== PROBLEM STATEMENT ==
Type out all the records word for word. Any pictures are to be left out.

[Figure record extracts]

━━━━━━━━━━━━━━━━

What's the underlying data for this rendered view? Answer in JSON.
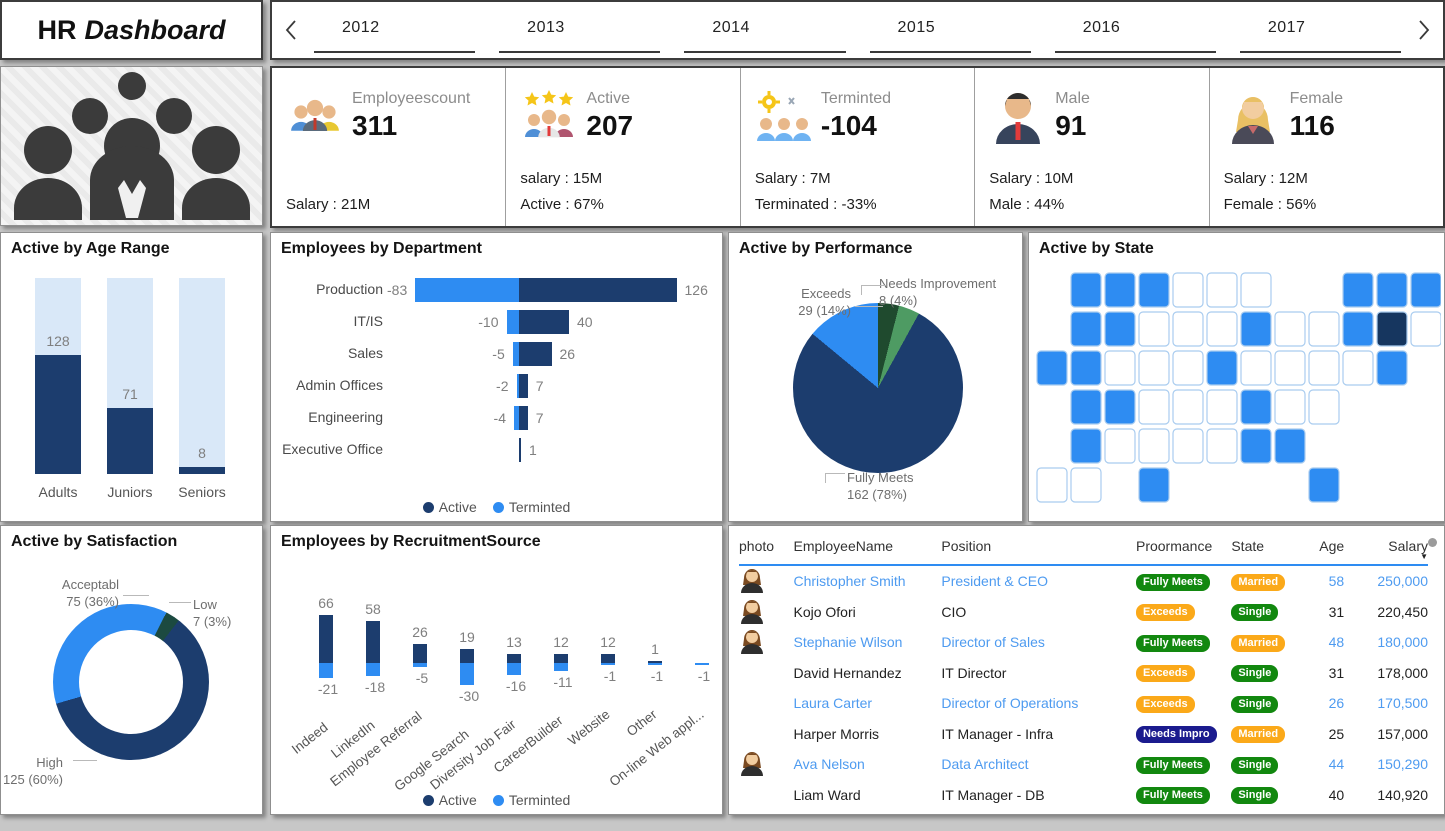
{
  "title": {
    "prefix": "HR",
    "suffix": "Dashboard"
  },
  "year_nav": {
    "years": [
      "2012",
      "2013",
      "2014",
      "2015",
      "2016",
      "2017"
    ]
  },
  "kpis": [
    {
      "icon": "employees-group-icon",
      "label": "Employeescount",
      "value": "311",
      "lines": [
        "Salary : 21M"
      ]
    },
    {
      "icon": "stars-people-icon",
      "label": "Active",
      "value": "207",
      "lines": [
        "salary : 15M",
        "Active : 67%"
      ]
    },
    {
      "icon": "gear-people-icon",
      "label": "Terminted",
      "value": "-104",
      "lines": [
        "Salary : 7M",
        "Terminated : -33%"
      ]
    },
    {
      "icon": "male-icon",
      "label": "Male",
      "value": "91",
      "lines": [
        "Salary : 10M",
        "Male : 44%"
      ]
    },
    {
      "icon": "female-icon",
      "label": "Female",
      "value": "116",
      "lines": [
        "Salary : 12M",
        "Female : 56%"
      ]
    }
  ],
  "colors": {
    "active_navy": "#1c3d6e",
    "terminated_blue": "#2e8cf2",
    "track_light": "#d9e8f8",
    "dark_green": "#1f4a2e",
    "mid_green": "#4e9b63",
    "low_teal": "#1c4a40",
    "badge_green": "#12880f",
    "badge_orange": "#fba919",
    "badge_navy": "#1b1b8e",
    "link_blue": "#4e9bf0",
    "map_active": "#2e8cf2",
    "map_dark": "#16365f",
    "map_stroke": "#a9ccef"
  },
  "chart_data": [
    {
      "id": "age_range",
      "type": "bar",
      "title": "Active by Age Range",
      "categories": [
        "Adults",
        "Juniors",
        "Seniors"
      ],
      "values": [
        128,
        71,
        8
      ],
      "ylim": [
        0,
        210
      ],
      "grid": false
    },
    {
      "id": "department",
      "type": "bar",
      "orientation": "horizontal",
      "title": "Employees by Department",
      "categories": [
        "Production",
        "IT/IS",
        "Sales",
        "Admin Offices",
        "Engineering",
        "Executive Office"
      ],
      "series": [
        {
          "name": "Active",
          "values": [
            126,
            40,
            26,
            7,
            7,
            1
          ]
        },
        {
          "name": "Terminted",
          "values": [
            -83,
            -10,
            -5,
            -2,
            -4,
            null
          ]
        }
      ],
      "legend": [
        "Active",
        "Terminted"
      ],
      "legend_position": "bottom"
    },
    {
      "id": "performance",
      "type": "pie",
      "title": "Active by Performance",
      "slices": [
        {
          "label": "Needs Improvement",
          "value": 8,
          "pct": 4
        },
        {
          "label": "",
          "value": null,
          "pct": 4
        },
        {
          "label": "Fully Meets",
          "value": 162,
          "pct": 78
        },
        {
          "label": "Exceeds",
          "value": 29,
          "pct": 14
        }
      ],
      "label_texts": {
        "exceeds": [
          "Exceeds",
          "29 (14%)"
        ],
        "needs": [
          "Needs Improvement",
          "8 (4%)"
        ],
        "fully": [
          "Fully Meets",
          "162 (78%)"
        ]
      }
    },
    {
      "id": "satisfaction",
      "type": "pie",
      "subtype": "donut",
      "title": "Active by Satisfaction",
      "slices": [
        {
          "label": "High",
          "value": 125,
          "pct": 60
        },
        {
          "label": "Acceptabl",
          "value": 75,
          "pct": 36
        },
        {
          "label": "Low",
          "value": 7,
          "pct": 3
        }
      ],
      "label_texts": {
        "acceptabl": [
          "Acceptabl",
          "75 (36%)"
        ],
        "low": [
          "Low",
          "7 (3%)"
        ],
        "high": [
          "High",
          "125 (60%)"
        ]
      }
    },
    {
      "id": "recruitment",
      "type": "bar",
      "orientation": "vertical",
      "title": "Employees by RecruitmentSource",
      "categories": [
        "Indeed",
        "LinkedIn",
        "Employee Referral",
        "Google Search",
        "Diversity Job Fair",
        "CareerBuilder",
        "Website",
        "Other",
        "On-line Web appl..."
      ],
      "series": [
        {
          "name": "Active",
          "values": [
            66,
            58,
            26,
            19,
            13,
            12,
            12,
            1,
            null
          ]
        },
        {
          "name": "Terminted",
          "values": [
            -21,
            -18,
            -5,
            -30,
            -16,
            -11,
            -1,
            -1,
            -1
          ]
        }
      ],
      "legend": [
        "Active",
        "Terminted"
      ],
      "legend_position": "bottom"
    }
  ],
  "map": {
    "title": "Active by State",
    "active_states": [
      "WA",
      "OR",
      "CA",
      "NV",
      "ID",
      "MT",
      "ND",
      "UT",
      "CO",
      "AZ",
      "TX",
      "IN",
      "KY",
      "NC",
      "AL",
      "GA",
      "FL",
      "NY",
      "CT",
      "VT",
      "NH",
      "ME"
    ],
    "dark_state": "MA"
  },
  "table": {
    "columns": [
      "photo",
      "EmployeeName",
      "Position",
      "Proormance",
      "State",
      "Age",
      "Salary"
    ],
    "sort_column": "Salary",
    "rows": [
      {
        "photo": true,
        "link": true,
        "name": "Christopher Smith",
        "position": "President & CEO",
        "performance": "Fully Meets",
        "state": "Married",
        "age": "58",
        "salary": "250,000"
      },
      {
        "photo": true,
        "link": false,
        "name": "Kojo Ofori",
        "position": "CIO",
        "performance": "Exceeds",
        "state": "Single",
        "age": "31",
        "salary": "220,450"
      },
      {
        "photo": true,
        "link": true,
        "name": "Stephanie Wilson",
        "position": "Director of Sales",
        "performance": "Fully Meets",
        "state": "Married",
        "age": "48",
        "salary": "180,000"
      },
      {
        "photo": false,
        "link": false,
        "name": "David Hernandez",
        "position": "IT Director",
        "performance": "Exceeds",
        "state": "Single",
        "age": "31",
        "salary": "178,000"
      },
      {
        "photo": false,
        "link": true,
        "name": "Laura Carter",
        "position": "Director of Operations",
        "performance": "Exceeds",
        "state": "Single",
        "age": "26",
        "salary": "170,500"
      },
      {
        "photo": false,
        "link": false,
        "name": "Harper Morris",
        "position": "IT Manager - Infra",
        "performance": "Needs Impro",
        "state": "Married",
        "age": "25",
        "salary": "157,000"
      },
      {
        "photo": true,
        "link": true,
        "name": "Ava Nelson",
        "position": "Data Architect",
        "performance": "Fully Meets",
        "state": "Single",
        "age": "44",
        "salary": "150,290"
      },
      {
        "photo": false,
        "link": false,
        "name": "Liam Ward",
        "position": "IT Manager - DB",
        "performance": "Fully Meets",
        "state": "Single",
        "age": "40",
        "salary": "140,920"
      }
    ]
  }
}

━━━━━━━━━━━━━━━━

== EXERCISE SOLUTION ==
What's the underlying data for this rendered view? Answer in JSON.
{
  "title": {
    "prefix": "HR",
    "suffix": "Dashboard"
  },
  "year_nav": {
    "years": [
      "2012",
      "2013",
      "2014",
      "2015",
      "2016",
      "2017"
    ]
  },
  "kpis": [
    {
      "icon": "employees-group-icon",
      "label": "Employeescount",
      "value": "311",
      "lines": [
        "Salary : 21M"
      ]
    },
    {
      "icon": "stars-people-icon",
      "label": "Active",
      "value": "207",
      "lines": [
        "salary : 15M",
        "Active : 67%"
      ]
    },
    {
      "icon": "gear-people-icon",
      "label": "Terminted",
      "value": "-104",
      "lines": [
        "Salary : 7M",
        "Terminated : -33%"
      ]
    },
    {
      "icon": "male-icon",
      "label": "Male",
      "value": "91",
      "lines": [
        "Salary : 10M",
        "Male : 44%"
      ]
    },
    {
      "icon": "female-icon",
      "label": "Female",
      "value": "116",
      "lines": [
        "Salary : 12M",
        "Female : 56%"
      ]
    }
  ],
  "colors": {
    "active_navy": "#1c3d6e",
    "terminated_blue": "#2e8cf2",
    "track_light": "#d9e8f8",
    "dark_green": "#1f4a2e",
    "mid_green": "#4e9b63",
    "low_teal": "#1c4a40",
    "badge_green": "#12880f",
    "badge_orange": "#fba919",
    "badge_navy": "#1b1b8e",
    "link_blue": "#4e9bf0",
    "map_active": "#2e8cf2",
    "map_dark": "#16365f",
    "map_stroke": "#a9ccef"
  },
  "chart_data": [
    {
      "id": "age_range",
      "type": "bar",
      "title": "Active by Age Range",
      "categories": [
        "Adults",
        "Juniors",
        "Seniors"
      ],
      "values": [
        128,
        71,
        8
      ],
      "ylim": [
        0,
        210
      ],
      "grid": false
    },
    {
      "id": "department",
      "type": "bar",
      "orientation": "horizontal",
      "title": "Employees by Department",
      "categories": [
        "Production",
        "IT/IS",
        "Sales",
        "Admin Offices",
        "Engineering",
        "Executive Office"
      ],
      "series": [
        {
          "name": "Active",
          "values": [
            126,
            40,
            26,
            7,
            7,
            1
          ]
        },
        {
          "name": "Terminted",
          "values": [
            -83,
            -10,
            -5,
            -2,
            -4,
            null
          ]
        }
      ],
      "legend": [
        "Active",
        "Terminted"
      ],
      "legend_position": "bottom"
    },
    {
      "id": "performance",
      "type": "pie",
      "title": "Active by Performance",
      "slices": [
        {
          "label": "Needs Improvement",
          "value": 8,
          "pct": 4
        },
        {
          "label": "",
          "value": null,
          "pct": 4
        },
        {
          "label": "Fully Meets",
          "value": 162,
          "pct": 78
        },
        {
          "label": "Exceeds",
          "value": 29,
          "pct": 14
        }
      ],
      "label_texts": {
        "exceeds": [
          "Exceeds",
          "29 (14%)"
        ],
        "needs": [
          "Needs Improvement",
          "8 (4%)"
        ],
        "fully": [
          "Fully Meets",
          "162 (78%)"
        ]
      }
    },
    {
      "id": "satisfaction",
      "type": "pie",
      "subtype": "donut",
      "title": "Active by Satisfaction",
      "slices": [
        {
          "label": "High",
          "value": 125,
          "pct": 60
        },
        {
          "label": "Acceptabl",
          "value": 75,
          "pct": 36
        },
        {
          "label": "Low",
          "value": 7,
          "pct": 3
        }
      ],
      "label_texts": {
        "acceptabl": [
          "Acceptabl",
          "75 (36%)"
        ],
        "low": [
          "Low",
          "7 (3%)"
        ],
        "high": [
          "High",
          "125 (60%)"
        ]
      }
    },
    {
      "id": "recruitment",
      "type": "bar",
      "orientation": "vertical",
      "title": "Employees by RecruitmentSource",
      "categories": [
        "Indeed",
        "LinkedIn",
        "Employee Referral",
        "Google Search",
        "Diversity Job Fair",
        "CareerBuilder",
        "Website",
        "Other",
        "On-line Web appl..."
      ],
      "series": [
        {
          "name": "Active",
          "values": [
            66,
            58,
            26,
            19,
            13,
            12,
            12,
            1,
            null
          ]
        },
        {
          "name": "Terminted",
          "values": [
            -21,
            -18,
            -5,
            -30,
            -16,
            -11,
            -1,
            -1,
            -1
          ]
        }
      ],
      "legend": [
        "Active",
        "Terminted"
      ],
      "legend_position": "bottom"
    }
  ],
  "map": {
    "title": "Active by State",
    "active_states": [
      "WA",
      "OR",
      "CA",
      "NV",
      "ID",
      "MT",
      "ND",
      "UT",
      "CO",
      "AZ",
      "TX",
      "IN",
      "KY",
      "NC",
      "AL",
      "GA",
      "FL",
      "NY",
      "CT",
      "VT",
      "NH",
      "ME"
    ],
    "dark_state": "MA"
  },
  "table": {
    "columns": [
      "photo",
      "EmployeeName",
      "Position",
      "Proormance",
      "State",
      "Age",
      "Salary"
    ],
    "sort_column": "Salary",
    "rows": [
      {
        "photo": true,
        "link": true,
        "name": "Christopher Smith",
        "position": "President & CEO",
        "performance": "Fully Meets",
        "state": "Married",
        "age": "58",
        "salary": "250,000"
      },
      {
        "photo": true,
        "link": false,
        "name": "Kojo Ofori",
        "position": "CIO",
        "performance": "Exceeds",
        "state": "Single",
        "age": "31",
        "salary": "220,450"
      },
      {
        "photo": true,
        "link": true,
        "name": "Stephanie Wilson",
        "position": "Director of Sales",
        "performance": "Fully Meets",
        "state": "Married",
        "age": "48",
        "salary": "180,000"
      },
      {
        "photo": false,
        "link": false,
        "name": "David Hernandez",
        "position": "IT Director",
        "performance": "Exceeds",
        "state": "Single",
        "age": "31",
        "salary": "178,000"
      },
      {
        "photo": false,
        "link": true,
        "name": "Laura Carter",
        "position": "Director of Operations",
        "performance": "Exceeds",
        "state": "Single",
        "age": "26",
        "salary": "170,500"
      },
      {
        "photo": false,
        "link": false,
        "name": "Harper Morris",
        "position": "IT Manager - Infra",
        "performance": "Needs Impro",
        "state": "Married",
        "age": "25",
        "salary": "157,000"
      },
      {
        "photo": true,
        "link": true,
        "name": "Ava Nelson",
        "position": "Data Architect",
        "performance": "Fully Meets",
        "state": "Single",
        "age": "44",
        "salary": "150,290"
      },
      {
        "photo": false,
        "link": false,
        "name": "Liam Ward",
        "position": "IT Manager - DB",
        "performance": "Fully Meets",
        "state": "Single",
        "age": "40",
        "salary": "140,920"
      }
    ]
  }
}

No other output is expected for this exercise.